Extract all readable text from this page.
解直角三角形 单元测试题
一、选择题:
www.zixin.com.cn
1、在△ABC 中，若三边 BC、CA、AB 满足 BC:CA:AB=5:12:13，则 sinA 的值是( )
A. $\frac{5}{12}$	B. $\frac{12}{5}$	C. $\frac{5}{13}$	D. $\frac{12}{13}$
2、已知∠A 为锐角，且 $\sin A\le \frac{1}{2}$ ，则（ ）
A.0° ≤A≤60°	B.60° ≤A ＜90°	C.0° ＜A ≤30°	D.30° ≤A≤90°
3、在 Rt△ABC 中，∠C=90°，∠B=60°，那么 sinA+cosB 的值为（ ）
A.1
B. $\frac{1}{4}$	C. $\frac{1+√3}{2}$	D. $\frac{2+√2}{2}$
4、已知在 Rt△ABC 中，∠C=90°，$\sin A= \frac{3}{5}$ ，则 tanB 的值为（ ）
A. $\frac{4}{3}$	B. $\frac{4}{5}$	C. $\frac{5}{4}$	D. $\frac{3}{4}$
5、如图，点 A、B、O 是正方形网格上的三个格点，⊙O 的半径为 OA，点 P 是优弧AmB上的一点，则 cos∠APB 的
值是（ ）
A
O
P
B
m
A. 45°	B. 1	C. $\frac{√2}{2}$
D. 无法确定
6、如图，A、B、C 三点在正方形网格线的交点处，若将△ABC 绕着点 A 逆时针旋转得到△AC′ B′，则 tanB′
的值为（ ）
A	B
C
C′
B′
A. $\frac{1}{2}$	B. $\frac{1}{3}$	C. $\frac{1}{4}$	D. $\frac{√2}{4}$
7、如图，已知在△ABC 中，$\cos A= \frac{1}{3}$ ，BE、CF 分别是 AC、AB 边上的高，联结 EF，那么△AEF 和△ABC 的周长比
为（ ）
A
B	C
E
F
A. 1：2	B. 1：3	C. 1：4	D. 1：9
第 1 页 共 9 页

◆ Short task ◆
Copy out the whole listing exactly.

◆ Solution to this problem ◆
Extract all readable text from this page.
解直角三角形 单元测试题
一、选择题:
www.zixin.com.cn
1、在△ABC 中，若三边 BC、CA、AB 满足 BC:CA:AB=5:12:13，则 sinA 的值是( )
A. $\frac{5}{12}$	B. $\frac{12}{5}$	C. $\frac{5}{13}$	D. $\frac{12}{13}$
2、已知∠A 为锐角，且 $\sin A\le \frac{1}{2}$ ，则（ ）
A.0° ≤A≤60°	B.60° ≤A ＜90°	C.0° ＜A ≤30°	D.30° ≤A≤90°
3、在 Rt△ABC 中，∠C=90°，∠B=60°，那么 sinA+cosB 的值为（ ）
A.1
B. $\frac{1}{4}$	C. $\frac{1+√3}{2}$	D. $\frac{2+√2}{2}$
4、已知在 Rt△ABC 中，∠C=90°，$\sin A= \frac{3}{5}$ ，则 tanB 的值为（ ）
A. $\frac{4}{3}$	B. $\frac{4}{5}$	C. $\frac{5}{4}$	D. $\frac{3}{4}$
5、如图，点 A、B、O 是正方形网格上的三个格点，⊙O 的半径为 OA，点 P 是优弧AmB上的一点，则 cos∠APB 的
值是（ ）
A
O
P
B
m
A. 45°	B. 1	C. $\frac{√2}{2}$
D. 无法确定
6、如图，A、B、C 三点在正方形网格线的交点处，若将△ABC 绕着点 A 逆时针旋转得到△AC′ B′，则 tanB′
的值为（ ）
A	B
C
C′
B′
A. $\frac{1}{2}$	B. $\frac{1}{3}$	C. $\frac{1}{4}$	D. $\frac{√2}{4}$
7、如图，已知在△ABC 中，$\cos A= \frac{1}{3}$ ，BE、CF 分别是 AC、AB 边上的高，联结 EF，那么△AEF 和△ABC 的周长比
为（ ）
A
B	C
E
F
A. 1：2	B. 1：3	C. 1：4	D. 1：9
第 1 页 共 9 页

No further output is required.